Stored rows -
________________________
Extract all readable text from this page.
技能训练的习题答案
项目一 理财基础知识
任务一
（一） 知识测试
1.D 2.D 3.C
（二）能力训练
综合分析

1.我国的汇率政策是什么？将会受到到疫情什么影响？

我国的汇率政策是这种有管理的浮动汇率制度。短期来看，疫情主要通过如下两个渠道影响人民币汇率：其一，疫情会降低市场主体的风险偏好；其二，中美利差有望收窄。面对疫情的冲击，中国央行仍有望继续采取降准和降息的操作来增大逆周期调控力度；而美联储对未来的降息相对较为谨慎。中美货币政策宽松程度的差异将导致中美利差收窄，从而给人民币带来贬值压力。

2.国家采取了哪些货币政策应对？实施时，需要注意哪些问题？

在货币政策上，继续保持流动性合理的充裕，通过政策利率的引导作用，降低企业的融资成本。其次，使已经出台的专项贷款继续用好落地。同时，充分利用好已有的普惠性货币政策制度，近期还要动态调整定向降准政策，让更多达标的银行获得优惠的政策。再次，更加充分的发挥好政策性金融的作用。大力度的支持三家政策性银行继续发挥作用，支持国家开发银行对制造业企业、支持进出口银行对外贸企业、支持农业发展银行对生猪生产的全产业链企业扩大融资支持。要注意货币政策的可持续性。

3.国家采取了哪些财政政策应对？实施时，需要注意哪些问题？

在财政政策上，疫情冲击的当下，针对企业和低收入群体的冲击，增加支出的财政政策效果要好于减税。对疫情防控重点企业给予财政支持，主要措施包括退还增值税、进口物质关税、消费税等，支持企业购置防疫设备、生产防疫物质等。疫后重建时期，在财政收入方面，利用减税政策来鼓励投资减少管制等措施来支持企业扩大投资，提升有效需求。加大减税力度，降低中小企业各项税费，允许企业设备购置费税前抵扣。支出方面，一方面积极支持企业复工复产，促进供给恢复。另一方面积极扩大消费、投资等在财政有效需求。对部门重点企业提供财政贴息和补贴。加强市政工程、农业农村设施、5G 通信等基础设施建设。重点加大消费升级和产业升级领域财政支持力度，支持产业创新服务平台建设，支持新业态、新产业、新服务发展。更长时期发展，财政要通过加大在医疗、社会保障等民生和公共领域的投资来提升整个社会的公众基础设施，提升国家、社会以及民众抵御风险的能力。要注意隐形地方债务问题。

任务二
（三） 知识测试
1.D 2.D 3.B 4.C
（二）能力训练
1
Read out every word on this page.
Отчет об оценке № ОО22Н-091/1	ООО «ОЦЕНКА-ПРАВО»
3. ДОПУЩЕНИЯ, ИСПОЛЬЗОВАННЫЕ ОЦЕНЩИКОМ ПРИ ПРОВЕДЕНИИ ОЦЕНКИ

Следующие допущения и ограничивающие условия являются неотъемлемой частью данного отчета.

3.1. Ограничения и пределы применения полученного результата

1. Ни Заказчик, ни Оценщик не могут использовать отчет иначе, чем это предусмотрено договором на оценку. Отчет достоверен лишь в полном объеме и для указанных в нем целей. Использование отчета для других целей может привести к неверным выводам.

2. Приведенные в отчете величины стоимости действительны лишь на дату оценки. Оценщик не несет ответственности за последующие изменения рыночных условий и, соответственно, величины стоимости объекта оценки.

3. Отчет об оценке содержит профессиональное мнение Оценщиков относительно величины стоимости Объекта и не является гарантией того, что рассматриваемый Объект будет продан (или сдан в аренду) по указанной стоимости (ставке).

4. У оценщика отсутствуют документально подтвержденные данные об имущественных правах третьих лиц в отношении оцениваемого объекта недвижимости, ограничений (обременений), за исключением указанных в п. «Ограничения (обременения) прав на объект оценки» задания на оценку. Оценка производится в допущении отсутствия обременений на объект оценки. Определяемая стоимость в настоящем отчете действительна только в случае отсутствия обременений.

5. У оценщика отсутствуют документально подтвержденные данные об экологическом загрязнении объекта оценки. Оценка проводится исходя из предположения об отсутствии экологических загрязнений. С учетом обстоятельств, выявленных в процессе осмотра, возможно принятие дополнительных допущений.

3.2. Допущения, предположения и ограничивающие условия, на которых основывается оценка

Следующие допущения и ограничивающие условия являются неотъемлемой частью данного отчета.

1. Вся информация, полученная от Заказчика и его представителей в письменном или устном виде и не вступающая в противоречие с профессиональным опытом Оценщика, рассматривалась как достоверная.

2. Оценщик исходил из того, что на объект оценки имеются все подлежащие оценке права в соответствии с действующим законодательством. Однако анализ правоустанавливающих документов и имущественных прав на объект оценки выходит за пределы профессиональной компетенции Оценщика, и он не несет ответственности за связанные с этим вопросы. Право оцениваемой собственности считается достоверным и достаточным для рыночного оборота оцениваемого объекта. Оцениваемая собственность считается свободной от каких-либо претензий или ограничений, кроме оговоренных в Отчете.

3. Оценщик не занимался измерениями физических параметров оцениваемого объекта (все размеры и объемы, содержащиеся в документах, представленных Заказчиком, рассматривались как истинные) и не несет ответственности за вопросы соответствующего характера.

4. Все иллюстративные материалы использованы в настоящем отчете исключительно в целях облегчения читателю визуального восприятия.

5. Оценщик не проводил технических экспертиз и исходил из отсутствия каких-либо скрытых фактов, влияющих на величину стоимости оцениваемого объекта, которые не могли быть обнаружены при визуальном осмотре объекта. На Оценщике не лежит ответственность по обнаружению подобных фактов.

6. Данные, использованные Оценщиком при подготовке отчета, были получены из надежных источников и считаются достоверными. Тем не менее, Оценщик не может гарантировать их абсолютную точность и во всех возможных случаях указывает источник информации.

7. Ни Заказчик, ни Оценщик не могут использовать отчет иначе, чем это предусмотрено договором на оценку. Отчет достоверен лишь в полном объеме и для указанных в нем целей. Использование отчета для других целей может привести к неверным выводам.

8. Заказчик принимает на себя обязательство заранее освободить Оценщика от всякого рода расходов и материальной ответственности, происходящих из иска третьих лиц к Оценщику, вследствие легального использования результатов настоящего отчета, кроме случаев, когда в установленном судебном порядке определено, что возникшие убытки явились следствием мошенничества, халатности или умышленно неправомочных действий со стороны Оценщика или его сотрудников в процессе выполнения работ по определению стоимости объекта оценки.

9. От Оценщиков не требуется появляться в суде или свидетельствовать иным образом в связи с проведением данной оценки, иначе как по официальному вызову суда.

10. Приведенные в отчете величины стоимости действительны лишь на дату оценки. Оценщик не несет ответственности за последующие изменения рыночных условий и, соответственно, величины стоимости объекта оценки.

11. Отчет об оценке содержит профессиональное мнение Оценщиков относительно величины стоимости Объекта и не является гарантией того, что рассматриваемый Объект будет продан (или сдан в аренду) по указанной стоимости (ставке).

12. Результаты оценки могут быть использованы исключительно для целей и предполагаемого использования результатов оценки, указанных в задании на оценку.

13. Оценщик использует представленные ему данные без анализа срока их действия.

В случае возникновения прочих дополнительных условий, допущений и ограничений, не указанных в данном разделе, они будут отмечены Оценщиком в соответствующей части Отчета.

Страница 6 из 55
________________________
Locate the string "использовать" in the listing above and copy every line where it occurs.

Exercise response -
1. Ни Заказчик, ни Оценщик не могут использовать отчет иначе, чем это предусмотрено договором на оценку. Отчет достоверен лишь в полном объеме и для указанных в нем целей. Использование отчета для других целей может привести к неверным выводам.
7. Ни Заказчик, ни Оценщик не могут использовать отчет иначе, чем это предусмотрено договором на оценку. Отчет достоверен лишь в полном объеме и для указанных в нем целей. Использование отчета для других целей может привести к неверным выводам.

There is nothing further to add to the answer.